Dataset items
— Begin —

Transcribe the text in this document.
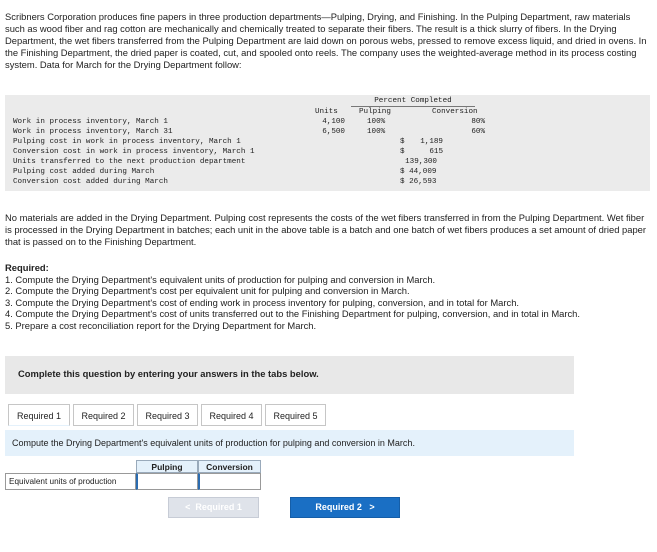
Scribners Corporation produces fine papers in three production departments—Pulping, Drying, and Finishing. In the Pulping Department, raw materials such as wood fiber and rag cotton are mechanically and chemically treated to separate their fibers. The result is a thick slurry of fibers. In the Drying Department, the wet fibers transferred from the Pulping Department are laid down on porous webs, pressed to remove excess liquid, and dried in ovens. In the Finishing Department, the dried paper is coated, cut, and spooled onto reels. The company uses the weighted-average method in its process costing system. Data for March for the Drying Department follow:

Percent Completed
Units	Pulping	Conversion
Work in process inventory, March 1	4,100	100%	80%
Work in process inventory, March 31	6,500	100%	60%
Pulping cost in work in process inventory, March 1	$	1,189
Conversion cost in work in process inventory, March 1	$	615
Units transferred to the next production department	139,300
Pulping cost added during March	$ 44,009
Conversion cost added during March	$ 26,593

No materials are added in the Drying Department. Pulping cost represents the costs of the wet fibers transferred in from the Pulping Department. Wet fiber is processed in the Drying Department in batches; each unit in the above table is a batch and one batch of wet fibers produces a set amount of dried paper that is passed on to the Finishing Department.

Required:
1. Compute the Drying Department's equivalent units of production for pulping and conversion in March.
2. Compute the Drying Department's cost per equivalent unit for pulping and conversion in March.
3. Compute the Drying Department's cost of ending work in process inventory for pulping, conversion, and in total for March.
4. Compute the Drying Department's cost of units transferred out to the Finishing Department for pulping, conversion, and in total in March.
5. Prepare a cost reconciliation report for the Drying Department for March.
Complete this question by entering your answers in the tabs below.
Required 1	Required 2	Required 3	Required 4	Required 5
Compute the Drying Department's equivalent units of production for pulping and conversion in March.
Pulping	Conversion
Equivalent units of production
< Required 1	Required 2 >
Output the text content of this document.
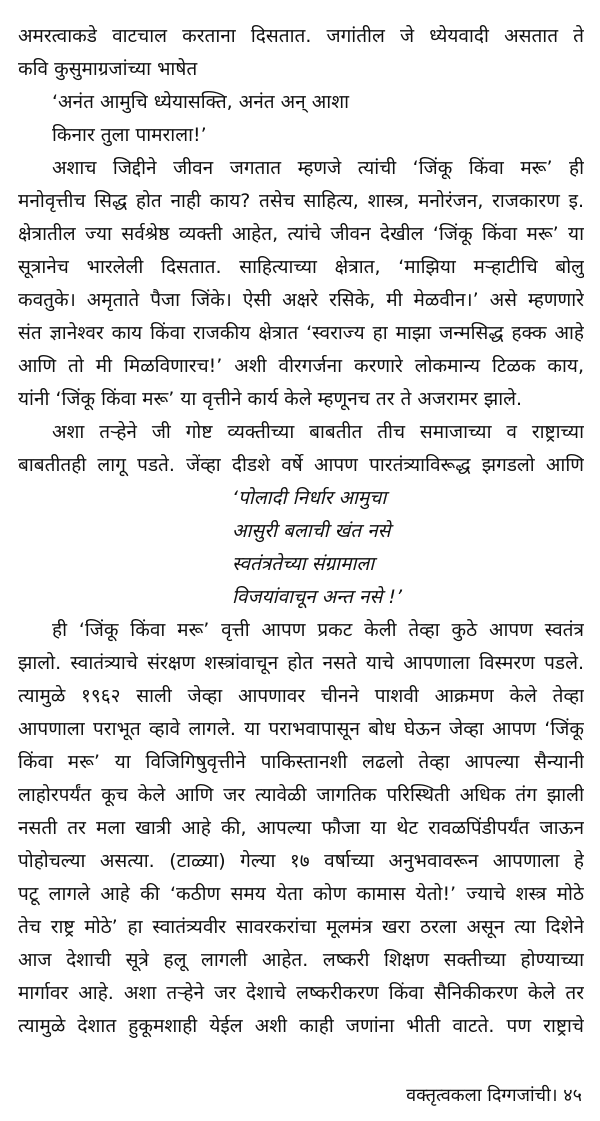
अमरत्वाकडे वाटचाल करताना दिसतात. जगांतील जे ध्येयवादी असतात ते
कवि कुसुमाग्रजांच्या भाषेत
‘अनंत आमुचि ध्येयासक्ति, अनंत अन् आशा
किनार तुला पामराला!’
अशाच जिद्दीने जीवन जगतात म्हणजे त्यांची ‘जिंकू किंवा मरू’ ही
मनोवृत्तीच सिद्ध होत नाही काय? तसेच साहित्य, शास्त्र, मनोरंजन, राजकारण इ.
क्षेत्रातील ज्या सर्वश्रेष्ठ व्यक्ती आहेत, त्यांचे जीवन देखील ‘जिंकू किंवा मरू’ या
सूत्रानेच भारलेली दिसतात. साहित्याच्या क्षेत्रात, ‘माझिया मऱ्हाटीचि बोलु
कवतुके। अमृताते पैजा जिंके। ऐसी अक्षरे रसिके, मी मेळवीन।’ असे म्हणणारे
संत ज्ञानेश्वर काय किंवा राजकीय क्षेत्रात ‘स्वराज्य हा माझा जन्मसिद्ध हक्क आहे
आणि तो मी मिळविणारच!’ अशी वीरगर्जना करणारे लोकमान्य टिळक काय,
यांनी ‘जिंकू किंवा मरू’ या वृत्तीने कार्य केले म्हणूनच तर ते अजरामर झाले.
अशा तऱ्हेने जी गोष्ट व्यक्तीच्या बाबतीत तीच समाजाच्या व राष्ट्राच्या
बाबतीतही लागू पडते. जेंव्हा दीडशे वर्षे आपण पारतंत्र्याविरूद्ध झगडलो आणि
‘पोलादी निर्धार आमुचा
आसुरी बलाची खंत नसे
स्वतंत्रतेच्या संग्रामाला
विजयांवाचून अन्त नसे !’
ही ‘जिंकू किंवा मरू’ वृत्ती आपण प्रकट केली तेव्हा कुठे आपण स्वतंत्र
झालो. स्वातंत्र्याचे संरक्षण शस्त्रांवाचून होत नसते याचे आपणाला विस्मरण पडले.
त्यामुळे १९६२ साली जेव्हा आपणावर चीनने पाशवी आक्रमण केले तेव्हा
आपणाला पराभूत व्हावे लागले. या पराभवापासून बोध घेऊन जेव्हा आपण ‘जिंकू
किंवा मरू’ या विजिगिषुवृत्तीने पाकिस्तानशी लढलो तेव्हा आपल्या सैन्यानी
लाहोरपर्यंत कूच केले आणि जर त्यावेळी जागतिक परिस्थिती अधिक तंग झाली
नसती तर मला खात्री आहे की, आपल्या फौजा या थेट रावळपिंडीपर्यंत जाऊन
पोहोचल्या असत्या. (टाळ्या) गेल्या १७ वर्षाच्या अनुभवावरून आपणाला हे
पटू लागले आहे की ‘कठीण समय येता कोण कामास येतो!’ ज्याचे शस्त्र मोठे
तेच राष्ट्र मोठे’ हा स्वातंत्र्यवीर सावरकरांचा मूलमंत्र खरा ठरला असून त्या दिशेने
आज देशाची सूत्रे हलू लागली आहेत. लष्करी शिक्षण सक्तीच्या होण्याच्या
मार्गावर आहे. अशा तऱ्हेने जर देशाचे लष्करीकरण किंवा सैनिकीकरण केले तर
त्यामुळे देशात हुकूमशाही येईल अशी काही जणांना भीती वाटते. पण राष्ट्राचे
वक्तृत्वकला दिग्गजांची। ४५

— End —

> _Stated goal_
Retype exactly, and only, the lines from the one containing "Output the text content of this document." through the end of the material, leaving aside every picture.

> _Correct result_
Output the text content of this document.
अमरत्वाकडे वाटचाल करताना दिसतात. जगांतील जे ध्येयवादी असतात ते
कवि कुसुमाग्रजांच्या भाषेत
‘अनंत आमुचि ध्येयासक्ति, अनंत अन् आशा
किनार तुला पामराला!’
अशाच जिद्दीने जीवन जगतात म्हणजे त्यांची ‘जिंकू किंवा मरू’ ही
मनोवृत्तीच सिद्ध होत नाही काय? तसेच साहित्य, शास्त्र, मनोरंजन, राजकारण इ.
क्षेत्रातील ज्या सर्वश्रेष्ठ व्यक्ती आहेत, त्यांचे जीवन देखील ‘जिंकू किंवा मरू’ या
सूत्रानेच भारलेली दिसतात. साहित्याच्या क्षेत्रात, ‘माझिया मऱ्हाटीचि बोलु
कवतुके। अमृताते पैजा जिंके। ऐसी अक्षरे रसिके, मी मेळवीन।’ असे म्हणणारे
संत ज्ञानेश्वर काय किंवा राजकीय क्षेत्रात ‘स्वराज्य हा माझा जन्मसिद्ध हक्क आहे
आणि तो मी मिळविणारच!’ अशी वीरगर्जना करणारे लोकमान्य टिळक काय,
यांनी ‘जिंकू किंवा मरू’ या वृत्तीने कार्य केले म्हणूनच तर ते अजरामर झाले.
अशा तऱ्हेने जी गोष्ट व्यक्तीच्या बाबतीत तीच समाजाच्या व राष्ट्राच्या
बाबतीतही लागू पडते. जेंव्हा दीडशे वर्षे आपण पारतंत्र्याविरूद्ध झगडलो आणि
‘पोलादी निर्धार आमुचा
आसुरी बलाची खंत नसे
स्वतंत्रतेच्या संग्रामाला
विजयांवाचून अन्त नसे !’
ही ‘जिंकू किंवा मरू’ वृत्ती आपण प्रकट केली तेव्हा कुठे आपण स्वतंत्र
झालो. स्वातंत्र्याचे संरक्षण शस्त्रांवाचून होत नसते याचे आपणाला विस्मरण पडले.
त्यामुळे १९६२ साली जेव्हा आपणावर चीनने पाशवी आक्रमण केले तेव्हा
आपणाला पराभूत व्हावे लागले. या पराभवापासून बोध घेऊन जेव्हा आपण ‘जिंकू
किंवा मरू’ या विजिगिषुवृत्तीने पाकिस्तानशी लढलो तेव्हा आपल्या सैन्यानी
लाहोरपर्यंत कूच केले आणि जर त्यावेळी जागतिक परिस्थिती अधिक तंग झाली
नसती तर मला खात्री आहे की, आपल्या फौजा या थेट रावळपिंडीपर्यंत जाऊन
पोहोचल्या असत्या. (टाळ्या) गेल्या १७ वर्षाच्या अनुभवावरून आपणाला हे
पटू लागले आहे की ‘कठीण समय येता कोण कामास येतो!’ ज्याचे शस्त्र मोठे
तेच राष्ट्र मोठे’ हा स्वातंत्र्यवीर सावरकरांचा मूलमंत्र खरा ठरला असून त्या दिशेने
आज देशाची सूत्रे हलू लागली आहेत. लष्करी शिक्षण सक्तीच्या होण्याच्या
मार्गावर आहे. अशा तऱ्हेने जर देशाचे लष्करीकरण किंवा सैनिकीकरण केले तर
त्यामुळे देशात हुकूमशाही येईल अशी काही जणांना भीती वाटते. पण राष्ट्राचे
वक्तृत्वकला दिग्गजांची। ४५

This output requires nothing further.